• What is needed: Where a line contains the word "image", copy that line.
--- START Extracted information ---
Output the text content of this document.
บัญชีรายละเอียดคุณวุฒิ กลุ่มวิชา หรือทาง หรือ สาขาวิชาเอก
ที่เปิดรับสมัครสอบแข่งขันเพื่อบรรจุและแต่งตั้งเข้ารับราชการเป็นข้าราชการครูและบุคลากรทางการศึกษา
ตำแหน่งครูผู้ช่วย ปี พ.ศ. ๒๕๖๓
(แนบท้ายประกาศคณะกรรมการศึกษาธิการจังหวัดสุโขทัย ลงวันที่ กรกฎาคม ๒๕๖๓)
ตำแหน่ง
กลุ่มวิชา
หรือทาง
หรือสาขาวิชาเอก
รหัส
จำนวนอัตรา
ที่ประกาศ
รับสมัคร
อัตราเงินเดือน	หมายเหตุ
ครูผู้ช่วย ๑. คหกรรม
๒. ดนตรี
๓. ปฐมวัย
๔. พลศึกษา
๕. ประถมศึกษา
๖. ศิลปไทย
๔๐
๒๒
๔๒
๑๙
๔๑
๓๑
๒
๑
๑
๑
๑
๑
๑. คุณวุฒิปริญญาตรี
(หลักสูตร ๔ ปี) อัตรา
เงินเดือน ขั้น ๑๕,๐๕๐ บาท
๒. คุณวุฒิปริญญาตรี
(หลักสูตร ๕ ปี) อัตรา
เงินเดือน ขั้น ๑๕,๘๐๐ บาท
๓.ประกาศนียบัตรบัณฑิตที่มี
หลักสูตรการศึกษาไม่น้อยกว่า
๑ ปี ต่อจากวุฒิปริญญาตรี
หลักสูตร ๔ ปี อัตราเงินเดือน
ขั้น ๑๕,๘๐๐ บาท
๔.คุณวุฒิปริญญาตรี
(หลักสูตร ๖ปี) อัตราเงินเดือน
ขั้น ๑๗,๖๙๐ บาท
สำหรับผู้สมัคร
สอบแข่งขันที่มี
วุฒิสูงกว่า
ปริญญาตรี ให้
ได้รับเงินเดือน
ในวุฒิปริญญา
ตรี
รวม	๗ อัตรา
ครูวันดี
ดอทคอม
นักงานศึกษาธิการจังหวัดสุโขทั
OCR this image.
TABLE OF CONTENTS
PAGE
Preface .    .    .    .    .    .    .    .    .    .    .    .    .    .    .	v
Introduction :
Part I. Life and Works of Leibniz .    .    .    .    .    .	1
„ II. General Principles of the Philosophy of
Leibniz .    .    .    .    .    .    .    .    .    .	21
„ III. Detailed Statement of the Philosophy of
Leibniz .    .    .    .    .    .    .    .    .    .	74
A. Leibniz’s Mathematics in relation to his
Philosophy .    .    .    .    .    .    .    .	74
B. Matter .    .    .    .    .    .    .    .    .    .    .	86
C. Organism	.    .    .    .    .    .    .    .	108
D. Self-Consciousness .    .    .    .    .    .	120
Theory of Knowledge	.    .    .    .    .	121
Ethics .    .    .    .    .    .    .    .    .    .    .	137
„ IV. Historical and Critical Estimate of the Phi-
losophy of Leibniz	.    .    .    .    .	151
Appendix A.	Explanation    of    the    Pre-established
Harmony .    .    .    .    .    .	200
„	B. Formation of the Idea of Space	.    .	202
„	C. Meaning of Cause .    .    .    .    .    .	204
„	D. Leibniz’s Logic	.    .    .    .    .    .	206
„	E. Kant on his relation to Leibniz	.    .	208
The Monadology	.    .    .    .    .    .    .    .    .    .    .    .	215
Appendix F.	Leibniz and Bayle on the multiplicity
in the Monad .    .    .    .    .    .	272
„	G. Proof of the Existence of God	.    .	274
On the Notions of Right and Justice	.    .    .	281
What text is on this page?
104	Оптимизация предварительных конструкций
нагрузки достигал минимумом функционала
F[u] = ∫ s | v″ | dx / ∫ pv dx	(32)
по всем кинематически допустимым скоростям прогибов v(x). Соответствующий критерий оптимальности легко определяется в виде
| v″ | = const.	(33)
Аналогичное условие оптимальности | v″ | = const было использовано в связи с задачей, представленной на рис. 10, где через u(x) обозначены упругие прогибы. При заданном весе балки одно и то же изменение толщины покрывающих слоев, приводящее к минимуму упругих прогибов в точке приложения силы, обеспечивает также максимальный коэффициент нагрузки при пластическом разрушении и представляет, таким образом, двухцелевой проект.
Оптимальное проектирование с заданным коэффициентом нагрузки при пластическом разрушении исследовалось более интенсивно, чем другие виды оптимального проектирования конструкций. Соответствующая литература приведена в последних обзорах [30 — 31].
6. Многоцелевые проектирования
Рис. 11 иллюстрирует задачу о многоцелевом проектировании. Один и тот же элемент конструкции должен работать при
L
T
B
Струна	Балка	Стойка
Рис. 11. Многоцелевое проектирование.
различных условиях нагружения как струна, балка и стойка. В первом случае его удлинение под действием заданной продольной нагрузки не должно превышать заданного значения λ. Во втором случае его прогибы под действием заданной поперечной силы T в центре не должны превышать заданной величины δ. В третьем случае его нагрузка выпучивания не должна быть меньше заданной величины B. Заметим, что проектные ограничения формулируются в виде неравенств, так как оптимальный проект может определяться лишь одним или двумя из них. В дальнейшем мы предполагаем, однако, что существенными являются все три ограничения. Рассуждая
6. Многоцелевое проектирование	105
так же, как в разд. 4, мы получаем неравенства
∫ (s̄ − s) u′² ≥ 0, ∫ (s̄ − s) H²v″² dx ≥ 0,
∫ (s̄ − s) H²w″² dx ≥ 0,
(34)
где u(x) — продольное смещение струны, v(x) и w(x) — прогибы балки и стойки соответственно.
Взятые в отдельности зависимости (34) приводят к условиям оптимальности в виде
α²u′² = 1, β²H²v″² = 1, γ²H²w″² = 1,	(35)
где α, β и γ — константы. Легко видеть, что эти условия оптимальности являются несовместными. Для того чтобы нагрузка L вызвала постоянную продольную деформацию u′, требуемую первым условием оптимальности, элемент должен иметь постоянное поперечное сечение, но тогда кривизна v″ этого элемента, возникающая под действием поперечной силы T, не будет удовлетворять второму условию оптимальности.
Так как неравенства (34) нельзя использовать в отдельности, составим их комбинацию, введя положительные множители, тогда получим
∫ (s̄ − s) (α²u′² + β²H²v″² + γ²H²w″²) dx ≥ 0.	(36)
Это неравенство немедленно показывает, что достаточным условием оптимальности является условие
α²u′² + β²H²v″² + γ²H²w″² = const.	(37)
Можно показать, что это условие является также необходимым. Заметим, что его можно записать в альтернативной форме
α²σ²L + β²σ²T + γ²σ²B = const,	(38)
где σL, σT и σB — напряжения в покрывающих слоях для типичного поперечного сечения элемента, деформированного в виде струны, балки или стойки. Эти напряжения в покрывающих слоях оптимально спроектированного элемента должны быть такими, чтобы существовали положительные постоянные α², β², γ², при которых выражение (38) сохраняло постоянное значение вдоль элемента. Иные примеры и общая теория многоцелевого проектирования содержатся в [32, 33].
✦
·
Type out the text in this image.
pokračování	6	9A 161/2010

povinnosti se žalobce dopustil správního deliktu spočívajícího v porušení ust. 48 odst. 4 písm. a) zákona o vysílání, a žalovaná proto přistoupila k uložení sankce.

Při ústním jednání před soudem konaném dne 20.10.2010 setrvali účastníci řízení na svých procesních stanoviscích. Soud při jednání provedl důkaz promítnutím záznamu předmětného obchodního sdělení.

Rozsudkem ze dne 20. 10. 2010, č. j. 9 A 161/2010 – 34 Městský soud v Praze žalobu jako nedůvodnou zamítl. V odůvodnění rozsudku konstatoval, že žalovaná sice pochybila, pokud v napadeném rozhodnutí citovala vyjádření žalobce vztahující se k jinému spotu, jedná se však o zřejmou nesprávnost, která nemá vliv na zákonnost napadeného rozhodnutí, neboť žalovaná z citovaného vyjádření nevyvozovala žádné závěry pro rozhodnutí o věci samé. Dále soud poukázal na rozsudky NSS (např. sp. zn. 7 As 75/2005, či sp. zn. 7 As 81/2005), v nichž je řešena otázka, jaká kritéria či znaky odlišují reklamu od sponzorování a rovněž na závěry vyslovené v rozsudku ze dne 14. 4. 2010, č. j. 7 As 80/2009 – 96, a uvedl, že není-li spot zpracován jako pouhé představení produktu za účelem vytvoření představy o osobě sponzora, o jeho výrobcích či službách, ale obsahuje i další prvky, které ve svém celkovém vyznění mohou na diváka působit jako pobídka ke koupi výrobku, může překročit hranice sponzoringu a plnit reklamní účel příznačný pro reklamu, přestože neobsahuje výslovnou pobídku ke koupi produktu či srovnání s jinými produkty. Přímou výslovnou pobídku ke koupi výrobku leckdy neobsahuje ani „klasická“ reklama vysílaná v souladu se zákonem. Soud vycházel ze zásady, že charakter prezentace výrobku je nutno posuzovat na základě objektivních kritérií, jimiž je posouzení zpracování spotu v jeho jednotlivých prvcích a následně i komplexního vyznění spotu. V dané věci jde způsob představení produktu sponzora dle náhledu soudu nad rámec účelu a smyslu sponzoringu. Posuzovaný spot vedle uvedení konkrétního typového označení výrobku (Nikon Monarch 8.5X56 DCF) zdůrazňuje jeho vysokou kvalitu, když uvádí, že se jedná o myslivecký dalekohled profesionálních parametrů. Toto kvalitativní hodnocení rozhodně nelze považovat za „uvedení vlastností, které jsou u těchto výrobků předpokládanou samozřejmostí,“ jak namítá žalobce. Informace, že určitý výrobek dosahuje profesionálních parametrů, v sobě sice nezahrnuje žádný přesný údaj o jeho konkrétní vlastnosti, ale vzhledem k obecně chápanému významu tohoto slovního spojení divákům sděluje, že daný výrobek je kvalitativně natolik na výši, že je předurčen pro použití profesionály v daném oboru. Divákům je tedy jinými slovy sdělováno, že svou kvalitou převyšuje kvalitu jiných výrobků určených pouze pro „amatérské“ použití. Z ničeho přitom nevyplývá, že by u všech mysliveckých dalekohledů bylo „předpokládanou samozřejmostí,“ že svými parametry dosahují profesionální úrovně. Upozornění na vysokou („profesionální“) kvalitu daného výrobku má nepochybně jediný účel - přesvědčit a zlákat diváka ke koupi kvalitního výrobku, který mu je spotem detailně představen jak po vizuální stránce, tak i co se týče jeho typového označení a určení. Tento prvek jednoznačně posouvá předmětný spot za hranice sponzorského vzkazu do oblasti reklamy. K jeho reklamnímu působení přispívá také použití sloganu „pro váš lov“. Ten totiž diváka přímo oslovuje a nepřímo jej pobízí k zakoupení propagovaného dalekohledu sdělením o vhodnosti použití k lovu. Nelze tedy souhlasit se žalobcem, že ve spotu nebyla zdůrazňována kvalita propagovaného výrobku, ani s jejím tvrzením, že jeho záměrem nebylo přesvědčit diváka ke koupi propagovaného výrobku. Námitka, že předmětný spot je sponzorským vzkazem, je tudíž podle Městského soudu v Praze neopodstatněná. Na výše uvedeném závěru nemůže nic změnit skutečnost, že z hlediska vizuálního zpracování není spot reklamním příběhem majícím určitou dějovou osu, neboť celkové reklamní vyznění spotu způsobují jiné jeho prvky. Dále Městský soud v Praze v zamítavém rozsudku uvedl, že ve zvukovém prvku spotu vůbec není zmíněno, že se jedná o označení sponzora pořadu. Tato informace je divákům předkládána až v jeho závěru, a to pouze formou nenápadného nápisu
--- END Extracted information ---
• Complete response:
OCR this image.
Type out the text in this image.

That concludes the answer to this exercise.